WRITTEN REQUEST
Pick out and copy every line below that has the word "matches".

PROVIDED DATA
>> Begin
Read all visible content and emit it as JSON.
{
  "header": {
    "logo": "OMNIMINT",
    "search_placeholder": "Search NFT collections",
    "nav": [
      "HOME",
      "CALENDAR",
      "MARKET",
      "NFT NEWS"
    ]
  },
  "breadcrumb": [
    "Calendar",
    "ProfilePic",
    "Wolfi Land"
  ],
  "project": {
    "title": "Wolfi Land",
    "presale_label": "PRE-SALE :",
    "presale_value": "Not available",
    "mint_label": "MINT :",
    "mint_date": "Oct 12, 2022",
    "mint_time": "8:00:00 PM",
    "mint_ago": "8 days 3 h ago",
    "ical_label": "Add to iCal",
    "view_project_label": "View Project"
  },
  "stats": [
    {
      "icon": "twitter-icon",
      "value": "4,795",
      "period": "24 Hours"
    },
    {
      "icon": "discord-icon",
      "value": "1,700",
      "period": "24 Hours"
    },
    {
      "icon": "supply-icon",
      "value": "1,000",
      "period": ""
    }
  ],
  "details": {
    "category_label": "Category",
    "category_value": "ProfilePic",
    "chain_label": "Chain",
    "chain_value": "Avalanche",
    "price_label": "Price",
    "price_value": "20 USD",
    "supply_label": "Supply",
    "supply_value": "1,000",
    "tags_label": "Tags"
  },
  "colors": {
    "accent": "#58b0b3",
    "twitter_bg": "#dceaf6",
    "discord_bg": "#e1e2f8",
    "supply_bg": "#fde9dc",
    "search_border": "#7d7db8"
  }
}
>> End
>> Begin
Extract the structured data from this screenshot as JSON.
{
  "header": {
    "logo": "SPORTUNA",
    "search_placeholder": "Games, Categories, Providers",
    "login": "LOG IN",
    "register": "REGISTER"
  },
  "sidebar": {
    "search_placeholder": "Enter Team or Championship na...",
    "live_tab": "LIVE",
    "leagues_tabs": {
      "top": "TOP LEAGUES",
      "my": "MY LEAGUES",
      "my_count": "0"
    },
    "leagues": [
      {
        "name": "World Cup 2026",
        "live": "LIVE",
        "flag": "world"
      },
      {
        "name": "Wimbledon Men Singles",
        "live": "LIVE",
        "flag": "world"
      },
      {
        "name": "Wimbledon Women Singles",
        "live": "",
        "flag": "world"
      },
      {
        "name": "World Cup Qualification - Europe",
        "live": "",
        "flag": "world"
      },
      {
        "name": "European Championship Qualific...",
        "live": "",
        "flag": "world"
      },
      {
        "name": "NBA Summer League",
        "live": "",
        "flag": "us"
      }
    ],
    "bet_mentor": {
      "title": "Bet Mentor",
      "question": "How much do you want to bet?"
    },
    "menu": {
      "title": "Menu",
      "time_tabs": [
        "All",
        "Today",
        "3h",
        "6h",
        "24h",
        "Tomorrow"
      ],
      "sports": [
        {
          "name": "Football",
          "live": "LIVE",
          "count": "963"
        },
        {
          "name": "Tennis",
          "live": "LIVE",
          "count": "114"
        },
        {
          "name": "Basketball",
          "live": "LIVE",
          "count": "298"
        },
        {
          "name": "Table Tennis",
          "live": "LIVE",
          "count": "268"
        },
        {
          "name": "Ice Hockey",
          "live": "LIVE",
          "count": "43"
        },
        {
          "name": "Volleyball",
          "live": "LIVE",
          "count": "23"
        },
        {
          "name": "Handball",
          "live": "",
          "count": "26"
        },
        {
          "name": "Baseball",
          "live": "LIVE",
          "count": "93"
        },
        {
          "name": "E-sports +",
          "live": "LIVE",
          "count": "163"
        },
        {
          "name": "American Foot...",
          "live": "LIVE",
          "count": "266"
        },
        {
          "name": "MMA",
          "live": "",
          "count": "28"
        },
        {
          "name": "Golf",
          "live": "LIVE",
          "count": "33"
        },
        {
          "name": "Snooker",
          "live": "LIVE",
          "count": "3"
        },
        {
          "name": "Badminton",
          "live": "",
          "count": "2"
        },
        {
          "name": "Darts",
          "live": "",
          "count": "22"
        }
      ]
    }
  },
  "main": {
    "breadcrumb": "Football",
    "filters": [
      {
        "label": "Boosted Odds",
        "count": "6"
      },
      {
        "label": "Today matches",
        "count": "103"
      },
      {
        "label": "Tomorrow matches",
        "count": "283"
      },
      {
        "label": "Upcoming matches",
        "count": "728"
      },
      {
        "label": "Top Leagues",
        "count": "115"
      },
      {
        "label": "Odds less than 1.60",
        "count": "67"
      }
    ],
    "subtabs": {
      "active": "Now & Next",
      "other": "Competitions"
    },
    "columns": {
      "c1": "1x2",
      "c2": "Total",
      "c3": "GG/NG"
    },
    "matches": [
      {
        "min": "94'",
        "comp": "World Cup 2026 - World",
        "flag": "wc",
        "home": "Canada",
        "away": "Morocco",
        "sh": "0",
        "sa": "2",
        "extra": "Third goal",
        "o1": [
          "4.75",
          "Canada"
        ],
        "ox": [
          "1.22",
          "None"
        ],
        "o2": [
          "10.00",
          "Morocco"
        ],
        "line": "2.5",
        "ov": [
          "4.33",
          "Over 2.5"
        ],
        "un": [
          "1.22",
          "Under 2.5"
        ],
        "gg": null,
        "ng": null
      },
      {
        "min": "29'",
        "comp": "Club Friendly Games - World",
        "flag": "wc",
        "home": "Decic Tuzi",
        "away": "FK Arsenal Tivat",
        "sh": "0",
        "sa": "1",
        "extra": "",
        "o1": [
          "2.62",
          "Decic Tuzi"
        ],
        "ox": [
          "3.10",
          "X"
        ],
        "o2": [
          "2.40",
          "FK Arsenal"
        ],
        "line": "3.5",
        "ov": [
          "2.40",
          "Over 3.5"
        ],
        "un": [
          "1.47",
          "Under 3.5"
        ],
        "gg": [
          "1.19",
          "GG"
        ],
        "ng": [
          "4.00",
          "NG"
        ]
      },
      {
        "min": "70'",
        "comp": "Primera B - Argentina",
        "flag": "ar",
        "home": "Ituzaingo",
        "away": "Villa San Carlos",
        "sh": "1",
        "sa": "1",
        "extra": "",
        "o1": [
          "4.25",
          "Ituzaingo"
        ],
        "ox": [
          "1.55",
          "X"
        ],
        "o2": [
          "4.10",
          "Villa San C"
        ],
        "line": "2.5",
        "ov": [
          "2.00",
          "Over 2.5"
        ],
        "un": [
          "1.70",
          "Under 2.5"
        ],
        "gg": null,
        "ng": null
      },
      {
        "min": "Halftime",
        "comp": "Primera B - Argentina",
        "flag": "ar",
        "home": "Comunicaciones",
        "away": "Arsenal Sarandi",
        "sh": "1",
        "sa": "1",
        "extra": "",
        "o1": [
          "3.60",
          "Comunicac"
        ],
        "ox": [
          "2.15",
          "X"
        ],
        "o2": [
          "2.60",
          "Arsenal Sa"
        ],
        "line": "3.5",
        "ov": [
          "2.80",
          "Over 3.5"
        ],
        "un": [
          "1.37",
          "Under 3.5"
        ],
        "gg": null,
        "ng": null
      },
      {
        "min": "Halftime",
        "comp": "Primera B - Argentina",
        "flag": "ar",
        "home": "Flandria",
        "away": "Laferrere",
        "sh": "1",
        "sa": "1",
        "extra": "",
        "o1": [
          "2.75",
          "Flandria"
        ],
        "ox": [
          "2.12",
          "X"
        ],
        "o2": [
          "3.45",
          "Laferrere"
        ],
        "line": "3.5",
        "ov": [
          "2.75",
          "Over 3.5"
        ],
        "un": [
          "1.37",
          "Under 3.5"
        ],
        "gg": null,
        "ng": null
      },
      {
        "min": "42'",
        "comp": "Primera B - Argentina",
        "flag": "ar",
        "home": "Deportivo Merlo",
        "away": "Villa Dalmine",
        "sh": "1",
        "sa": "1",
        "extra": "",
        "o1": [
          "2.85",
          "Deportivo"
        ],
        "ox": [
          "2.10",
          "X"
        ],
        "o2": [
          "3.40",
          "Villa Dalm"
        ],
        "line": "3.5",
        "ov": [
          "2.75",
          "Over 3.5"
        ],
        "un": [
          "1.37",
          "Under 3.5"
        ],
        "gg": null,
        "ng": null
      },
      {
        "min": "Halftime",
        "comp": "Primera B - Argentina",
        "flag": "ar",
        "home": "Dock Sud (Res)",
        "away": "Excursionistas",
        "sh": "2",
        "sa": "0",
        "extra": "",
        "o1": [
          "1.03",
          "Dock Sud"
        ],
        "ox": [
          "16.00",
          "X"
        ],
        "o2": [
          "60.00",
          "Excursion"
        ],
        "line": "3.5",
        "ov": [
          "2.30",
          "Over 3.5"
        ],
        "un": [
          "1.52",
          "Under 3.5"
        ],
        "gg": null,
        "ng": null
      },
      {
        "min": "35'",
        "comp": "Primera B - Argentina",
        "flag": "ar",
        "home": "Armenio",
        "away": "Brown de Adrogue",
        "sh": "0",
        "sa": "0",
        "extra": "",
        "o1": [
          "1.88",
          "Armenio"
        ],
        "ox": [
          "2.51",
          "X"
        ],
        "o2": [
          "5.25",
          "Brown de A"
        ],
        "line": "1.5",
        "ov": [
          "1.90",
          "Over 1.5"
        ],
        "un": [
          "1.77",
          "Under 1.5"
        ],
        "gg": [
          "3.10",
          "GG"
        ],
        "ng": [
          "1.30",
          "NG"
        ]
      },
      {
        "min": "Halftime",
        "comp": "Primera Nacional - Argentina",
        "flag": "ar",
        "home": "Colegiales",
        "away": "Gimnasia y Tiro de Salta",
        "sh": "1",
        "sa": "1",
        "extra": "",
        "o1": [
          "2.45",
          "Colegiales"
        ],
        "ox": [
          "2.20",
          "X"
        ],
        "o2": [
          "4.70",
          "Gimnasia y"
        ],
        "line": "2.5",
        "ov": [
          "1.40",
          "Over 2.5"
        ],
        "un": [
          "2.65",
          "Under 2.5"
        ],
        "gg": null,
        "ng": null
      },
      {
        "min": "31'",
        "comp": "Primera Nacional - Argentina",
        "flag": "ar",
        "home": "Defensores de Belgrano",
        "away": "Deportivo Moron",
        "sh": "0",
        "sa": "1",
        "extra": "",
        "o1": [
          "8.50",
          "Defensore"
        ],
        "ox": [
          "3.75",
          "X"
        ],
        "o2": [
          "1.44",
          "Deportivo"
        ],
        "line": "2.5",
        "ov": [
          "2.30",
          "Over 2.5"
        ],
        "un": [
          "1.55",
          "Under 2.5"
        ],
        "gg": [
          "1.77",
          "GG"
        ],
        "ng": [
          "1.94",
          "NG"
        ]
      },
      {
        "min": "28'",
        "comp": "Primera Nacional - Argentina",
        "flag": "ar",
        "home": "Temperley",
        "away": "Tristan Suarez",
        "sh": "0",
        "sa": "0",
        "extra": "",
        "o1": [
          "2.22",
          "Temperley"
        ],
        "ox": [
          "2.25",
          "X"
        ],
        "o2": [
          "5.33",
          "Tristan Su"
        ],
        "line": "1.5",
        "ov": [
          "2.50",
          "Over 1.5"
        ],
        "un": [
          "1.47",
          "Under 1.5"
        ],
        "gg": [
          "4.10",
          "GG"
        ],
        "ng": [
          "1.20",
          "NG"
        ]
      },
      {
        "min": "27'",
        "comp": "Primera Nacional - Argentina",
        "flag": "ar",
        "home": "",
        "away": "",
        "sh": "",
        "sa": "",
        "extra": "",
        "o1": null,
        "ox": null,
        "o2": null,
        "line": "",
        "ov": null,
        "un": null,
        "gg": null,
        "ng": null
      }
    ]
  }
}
>> End
COMPLETED TASK
        "label": "Today matches",
        "label": "Tomorrow matches",
        "label": "Upcoming matches",
    "matches": [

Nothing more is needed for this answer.